# Requirement
Reproduce each line, exactly, from the one containing "Output a JSON" through the end of the material. Exclude pictures.

[Records that describe figures]

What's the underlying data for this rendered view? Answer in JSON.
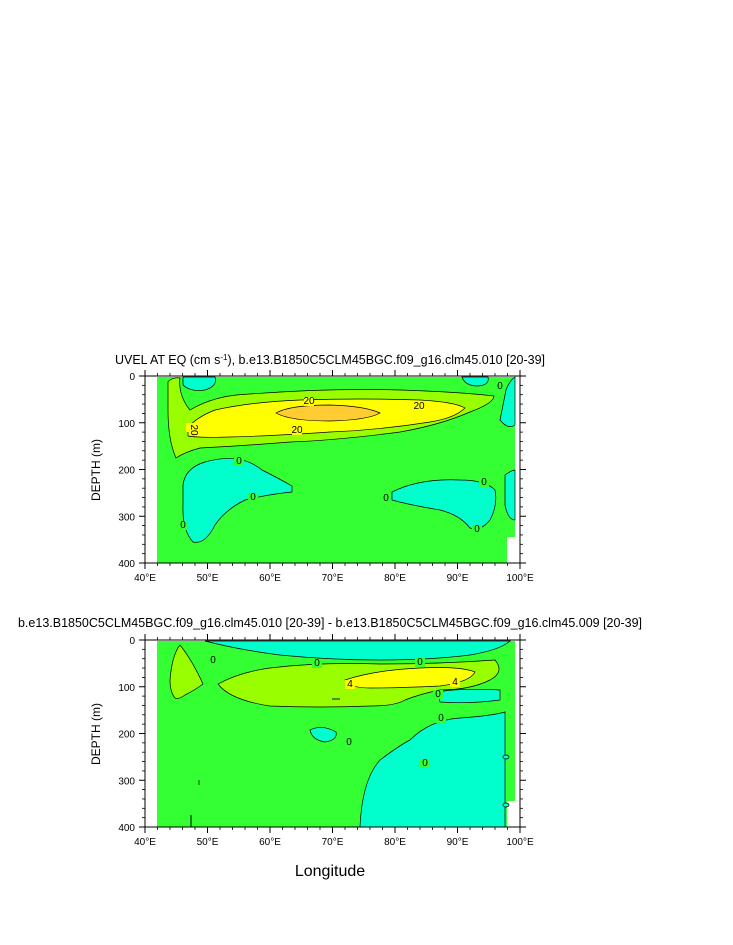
{
  "chart_data": [
    {
      "type": "contour",
      "title": "UVEL AT EQ (cm s^-1), b.e13.B1850C5CLM45BGC.f09_g16.clm45.010 [20-39]",
      "title_parts": [
        "UVEL AT EQ (cm s",
        "-1",
        "), b.e13.B1850C5CLM45BGC.f09_g16.clm45.010 [20-39]"
      ],
      "ylabel": "DEPTH (m)",
      "xlabel": "",
      "xlim": [
        40,
        100
      ],
      "ylim": [
        400,
        0
      ],
      "xticks": [
        40,
        50,
        60,
        70,
        80,
        90,
        100
      ],
      "xtick_labels": [
        "40°E",
        "50°E",
        "60°E",
        "70°E",
        "80°E",
        "90°E",
        "100°E"
      ],
      "yticks": [
        0,
        100,
        200,
        300,
        400
      ],
      "ytick_labels": [
        "0",
        "100",
        "200",
        "300",
        "400"
      ],
      "contour_labels": [
        "20",
        "20",
        "20",
        "20",
        "0",
        "0",
        "0",
        "0",
        "0",
        "0",
        "0"
      ],
      "fill_colors": {
        "negative": "#00FFCC",
        "low": "#33FF33",
        "mid": "#99FF00",
        "high": "#FFFF00",
        "peak": "#FFCC33",
        "land": "#FFFFFF"
      }
    },
    {
      "type": "contour",
      "title": "b.e13.B1850C5CLM45BGC.f09_g16.clm45.010 [20-39] - b.e13.B1850C5CLM45BGC.f09_g16.clm45.009 [20-39]",
      "ylabel": "DEPTH (m)",
      "xlabel": "Longitude",
      "xlim": [
        40,
        100
      ],
      "ylim": [
        400,
        0
      ],
      "xticks": [
        40,
        50,
        60,
        70,
        80,
        90,
        100
      ],
      "xtick_labels": [
        "40°E",
        "50°E",
        "60°E",
        "70°E",
        "80°E",
        "90°E",
        "100°E"
      ],
      "yticks": [
        0,
        100,
        200,
        300,
        400
      ],
      "ytick_labels": [
        "0",
        "100",
        "200",
        "300",
        "400"
      ],
      "contour_labels": [
        "0",
        "0",
        "0",
        "0",
        "0",
        "0",
        "0",
        "4",
        "4"
      ],
      "fill_colors": {
        "negative": "#00FFCC",
        "low": "#33FF33",
        "mid": "#99FF00",
        "high": "#FFFF00",
        "land": "#FFFFFF"
      }
    }
  ]
}
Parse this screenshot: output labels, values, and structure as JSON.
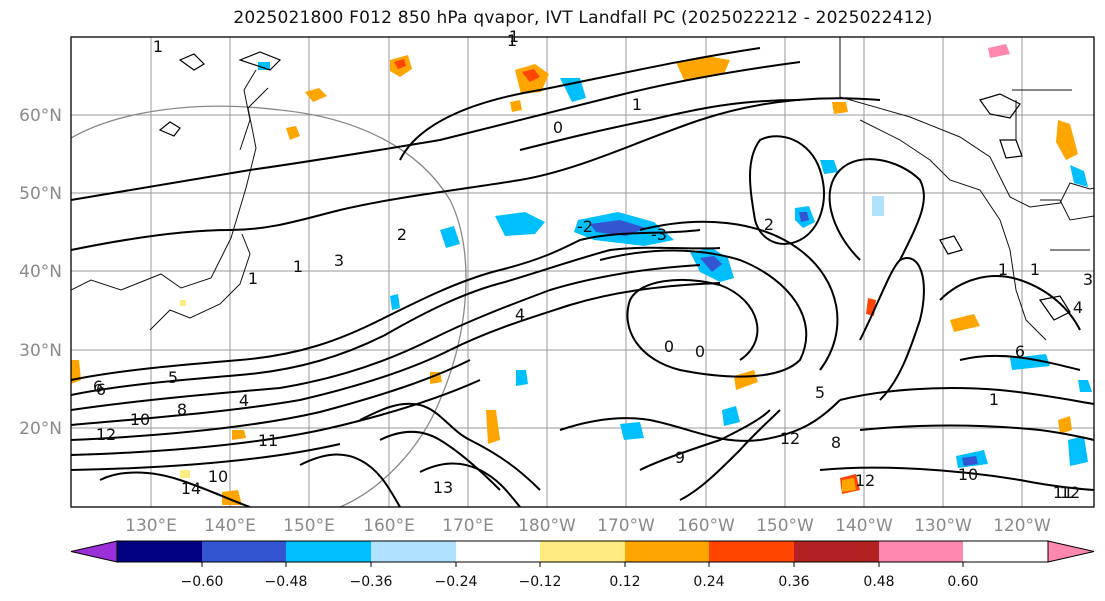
{
  "title": "2025021800 F012 850 hPa qvapor, IVT Landfall PC (2025022212 - 2025022412)",
  "latitude_labels": [
    "60°N",
    "50°N",
    "40°N",
    "30°N",
    "20°N"
  ],
  "longitude_labels": [
    "130°E",
    "140°E",
    "150°E",
    "160°E",
    "170°E",
    "180°W",
    "170°W",
    "160°W",
    "150°W",
    "140°W",
    "130°W",
    "120°W"
  ],
  "colorbar": {
    "tick_labels": [
      "−0.60",
      "−0.48",
      "−0.36",
      "−0.24",
      "−0.12",
      "0.12",
      "0.24",
      "0.36",
      "0.48",
      "0.60"
    ],
    "colors": [
      "#9b30d9",
      "#000080",
      "#3455d1",
      "#00bfff",
      "#b0e2ff",
      "#ffffff",
      "#ffeb7f",
      "#ffa500",
      "#ff4500",
      "#b22222",
      "#ff88b0"
    ]
  },
  "contour_labels": [
    "1",
    "1",
    "1",
    "0",
    "1",
    "1",
    "3",
    "1",
    "2",
    "-2",
    "-3",
    "2",
    "4",
    "5",
    "6",
    "8",
    "10",
    "12",
    "14",
    "10",
    "11",
    "4",
    "5",
    "8",
    "10",
    "12",
    "1",
    "4",
    "0",
    "6",
    "9",
    "12",
    "11",
    "12",
    "13",
    "1",
    "6",
    "1",
    "0",
    "3"
  ]
}
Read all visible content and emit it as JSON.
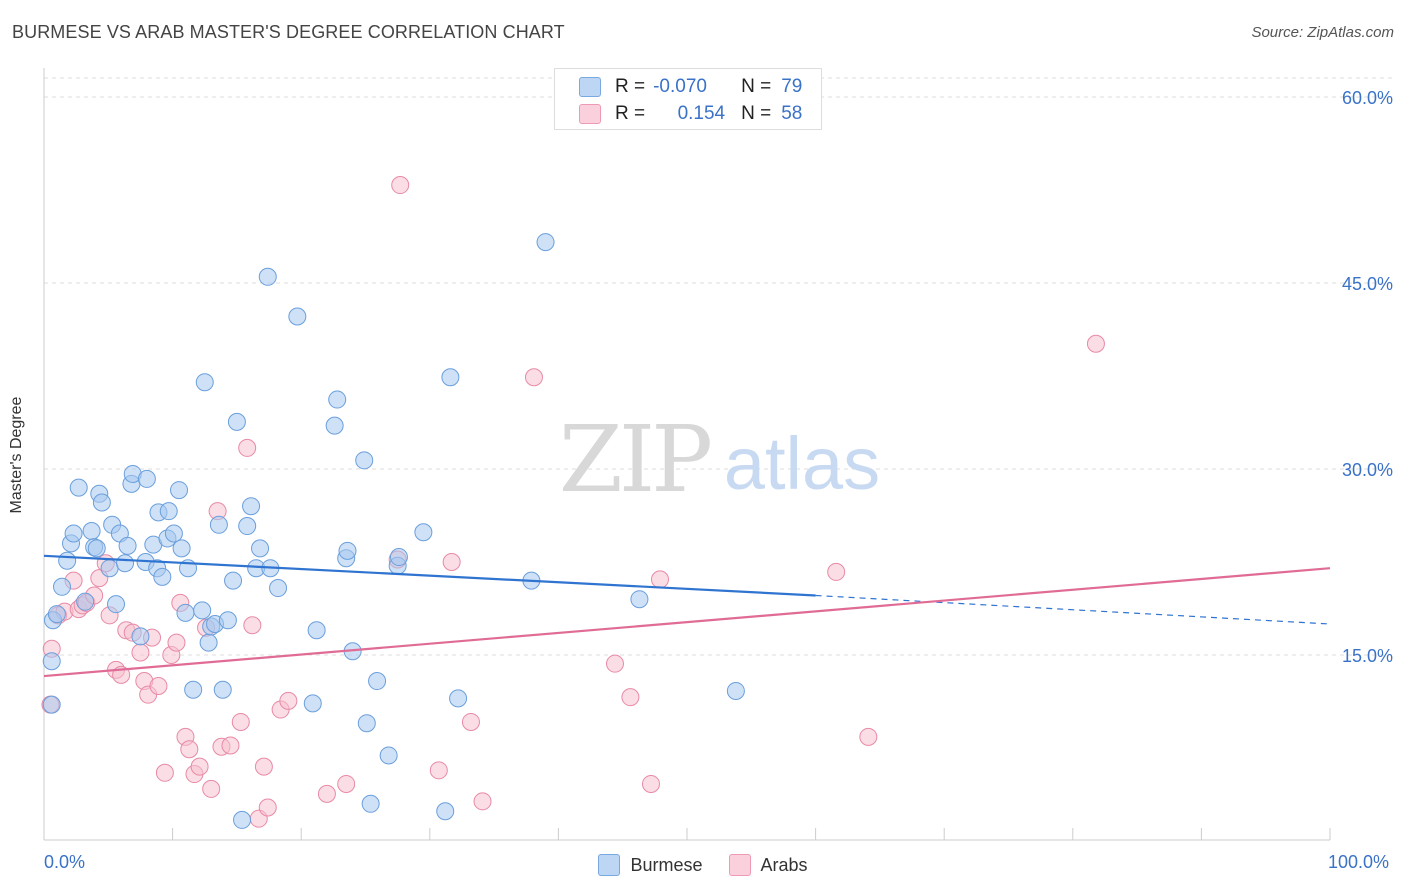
{
  "header": {
    "title": "BURMESE VS ARAB MASTER'S DEGREE CORRELATION CHART",
    "source": "Source: ZipAtlas.com"
  },
  "watermark": {
    "zip": "ZIP",
    "atlas": "atlas"
  },
  "legend": {
    "rows": [
      {
        "r_label": "R =",
        "r_value": "-0.070",
        "n_label": "N =",
        "n_value": "79",
        "color": "#a8c8f0"
      },
      {
        "r_label": "R =",
        "r_value": "0.154",
        "n_label": "N =",
        "n_value": "58",
        "color": "#f4b8c8"
      }
    ]
  },
  "bottom_legend": {
    "burmese": "Burmese",
    "arabs": "Arabs"
  },
  "colors": {
    "burmese_fill": "#a8c8f0",
    "burmese_stroke": "#6a9fdc",
    "burmese_line": "#2f74d0",
    "arabs_fill": "#f6c1cf",
    "arabs_stroke": "#e88aa6",
    "arabs_line": "#e06b95",
    "axis_label": "#3a72c8",
    "grid": "#dddddd"
  },
  "chart_data": {
    "type": "scatter",
    "title": "BURMESE VS ARAB MASTER'S DEGREE CORRELATION CHART",
    "xlabel": "",
    "ylabel": "Master's Degree",
    "xlim": [
      0,
      100
    ],
    "ylim": [
      0,
      62
    ],
    "x_tick_labels": [
      "0.0%",
      "100.0%"
    ],
    "y_ticks": [
      15,
      30,
      45,
      60
    ],
    "y_tick_labels": [
      "15.0%",
      "30.0%",
      "45.0%",
      "60.0%"
    ],
    "grid": true,
    "legend_position": "top-center",
    "series": [
      {
        "name": "Burmese",
        "R": -0.07,
        "N": 79,
        "trend": {
          "x0": 0,
          "y0": 23.0,
          "x1": 60,
          "y1": 19.8,
          "dashed_to": 100,
          "dashed_y": 17.5
        },
        "points": [
          [
            0.6,
            14.5
          ],
          [
            0.6,
            11.0
          ],
          [
            0.7,
            17.8
          ],
          [
            1.0,
            18.3
          ],
          [
            1.4,
            20.5
          ],
          [
            1.8,
            22.6
          ],
          [
            2.1,
            24.0
          ],
          [
            2.3,
            24.8
          ],
          [
            2.7,
            28.5
          ],
          [
            3.2,
            19.3
          ],
          [
            3.7,
            25.0
          ],
          [
            3.9,
            23.7
          ],
          [
            4.1,
            23.6
          ],
          [
            4.3,
            28.0
          ],
          [
            4.5,
            27.3
          ],
          [
            5.1,
            22.0
          ],
          [
            5.3,
            25.5
          ],
          [
            5.6,
            19.1
          ],
          [
            5.9,
            24.8
          ],
          [
            6.3,
            22.4
          ],
          [
            6.5,
            23.8
          ],
          [
            6.8,
            28.8
          ],
          [
            6.9,
            29.6
          ],
          [
            7.5,
            16.5
          ],
          [
            7.9,
            22.5
          ],
          [
            8.0,
            29.2
          ],
          [
            8.5,
            23.9
          ],
          [
            8.8,
            22.0
          ],
          [
            8.9,
            26.5
          ],
          [
            9.2,
            21.3
          ],
          [
            9.6,
            24.4
          ],
          [
            9.7,
            26.6
          ],
          [
            10.1,
            24.8
          ],
          [
            10.5,
            28.3
          ],
          [
            10.7,
            23.6
          ],
          [
            11.0,
            18.4
          ],
          [
            11.2,
            22.0
          ],
          [
            11.6,
            12.2
          ],
          [
            12.3,
            18.6
          ],
          [
            12.5,
            37.0
          ],
          [
            12.8,
            16.0
          ],
          [
            13.0,
            17.3
          ],
          [
            13.3,
            17.5
          ],
          [
            13.6,
            25.5
          ],
          [
            13.9,
            12.2
          ],
          [
            14.3,
            17.8
          ],
          [
            14.7,
            21.0
          ],
          [
            15.0,
            33.8
          ],
          [
            15.8,
            25.4
          ],
          [
            16.1,
            27.0
          ],
          [
            16.5,
            22.0
          ],
          [
            16.8,
            23.6
          ],
          [
            17.4,
            45.5
          ],
          [
            17.6,
            22.0
          ],
          [
            18.2,
            20.4
          ],
          [
            19.7,
            42.3
          ],
          [
            20.9,
            11.1
          ],
          [
            21.2,
            17.0
          ],
          [
            22.6,
            33.5
          ],
          [
            22.8,
            35.6
          ],
          [
            23.5,
            22.8
          ],
          [
            23.6,
            23.4
          ],
          [
            24.0,
            15.3
          ],
          [
            24.9,
            30.7
          ],
          [
            25.1,
            9.5
          ],
          [
            25.4,
            3.0
          ],
          [
            25.9,
            12.9
          ],
          [
            26.8,
            6.9
          ],
          [
            27.5,
            22.2
          ],
          [
            27.6,
            22.9
          ],
          [
            29.5,
            24.9
          ],
          [
            31.2,
            2.4
          ],
          [
            31.6,
            37.4
          ],
          [
            32.2,
            11.5
          ],
          [
            37.9,
            21.0
          ],
          [
            39.0,
            48.3
          ],
          [
            46.3,
            19.5
          ],
          [
            53.8,
            12.1
          ],
          [
            15.4,
            1.7
          ]
        ]
      },
      {
        "name": "Arabs",
        "R": 0.154,
        "N": 58,
        "trend": {
          "x0": 0,
          "y0": 13.3,
          "x1": 100,
          "y1": 22.0
        },
        "points": [
          [
            0.5,
            11.0
          ],
          [
            0.6,
            15.5
          ],
          [
            1.1,
            18.2
          ],
          [
            1.6,
            18.5
          ],
          [
            2.3,
            21.0
          ],
          [
            2.7,
            18.7
          ],
          [
            3.0,
            19.0
          ],
          [
            3.3,
            19.2
          ],
          [
            3.9,
            19.8
          ],
          [
            4.3,
            21.2
          ],
          [
            4.8,
            22.4
          ],
          [
            5.1,
            18.2
          ],
          [
            5.6,
            13.8
          ],
          [
            6.0,
            13.4
          ],
          [
            6.4,
            17.0
          ],
          [
            6.9,
            16.8
          ],
          [
            7.5,
            15.2
          ],
          [
            7.8,
            12.9
          ],
          [
            8.1,
            11.8
          ],
          [
            8.4,
            16.4
          ],
          [
            8.9,
            12.5
          ],
          [
            9.4,
            5.5
          ],
          [
            9.9,
            15.0
          ],
          [
            10.3,
            16.0
          ],
          [
            10.6,
            19.2
          ],
          [
            11.0,
            8.4
          ],
          [
            11.3,
            7.4
          ],
          [
            11.7,
            5.4
          ],
          [
            12.1,
            6.0
          ],
          [
            12.6,
            17.2
          ],
          [
            13.0,
            4.2
          ],
          [
            13.5,
            26.6
          ],
          [
            13.8,
            7.6
          ],
          [
            14.5,
            7.7
          ],
          [
            15.3,
            9.6
          ],
          [
            15.8,
            31.7
          ],
          [
            16.2,
            17.4
          ],
          [
            16.7,
            1.8
          ],
          [
            17.1,
            6.0
          ],
          [
            17.4,
            2.7
          ],
          [
            18.4,
            10.6
          ],
          [
            19.0,
            11.3
          ],
          [
            22.0,
            3.8
          ],
          [
            23.5,
            4.6
          ],
          [
            27.7,
            52.9
          ],
          [
            30.7,
            5.7
          ],
          [
            31.7,
            22.5
          ],
          [
            33.2,
            9.6
          ],
          [
            34.1,
            3.2
          ],
          [
            38.1,
            37.4
          ],
          [
            44.4,
            14.3
          ],
          [
            45.6,
            11.6
          ],
          [
            47.2,
            4.6
          ],
          [
            47.9,
            21.1
          ],
          [
            61.6,
            21.7
          ],
          [
            64.1,
            8.4
          ],
          [
            81.8,
            40.1
          ],
          [
            27.5,
            22.7
          ]
        ]
      }
    ]
  }
}
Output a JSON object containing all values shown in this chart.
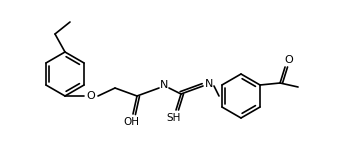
{
  "bg_color": "#ffffff",
  "line_color": "#000000",
  "lw": 1.2,
  "font_size": 7.5,
  "fig_w": 3.55,
  "fig_h": 1.48,
  "dpi": 100,
  "atoms": {
    "OH": "OH",
    "SH": "SH",
    "O_ether": "O",
    "N1": "N",
    "N2": "N",
    "O_carbonyl_right": "O"
  }
}
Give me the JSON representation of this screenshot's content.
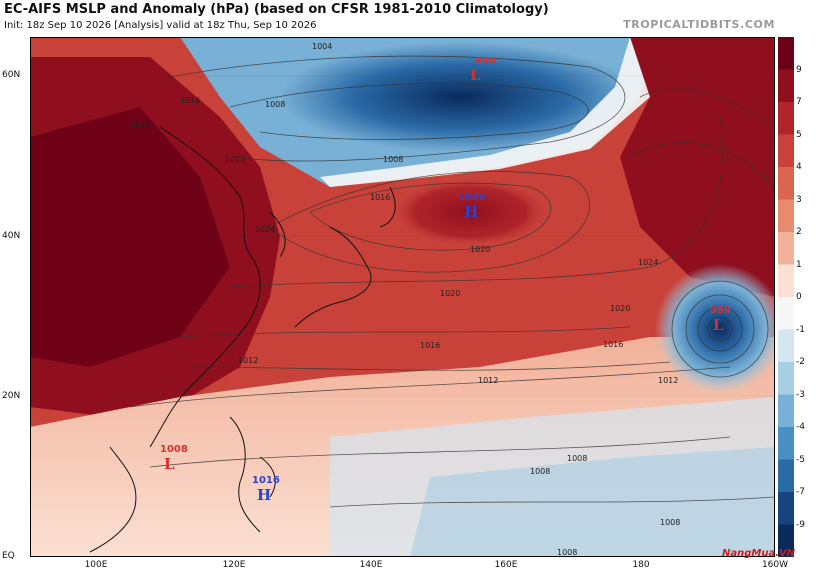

# Problem solution
Output a JSON object containing all values shown in this chart.
{
  "bg_color": "#ffffff",
  "line_color": "#000000",
  "lw": 1.2,
  "font_size": 7.5,
  "fig_w": 3.55,
  "fig_h": 1.48,
  "dpi": 100,
  "atoms": {
    "OH": "OH",
    "SH": "SH",
    "O_ether": "O",
    "N1": "N",
    "N2": "N",
    "O_carbonyl_right": "O"
  }
}
Give me the JSON representation of this screenshot's content.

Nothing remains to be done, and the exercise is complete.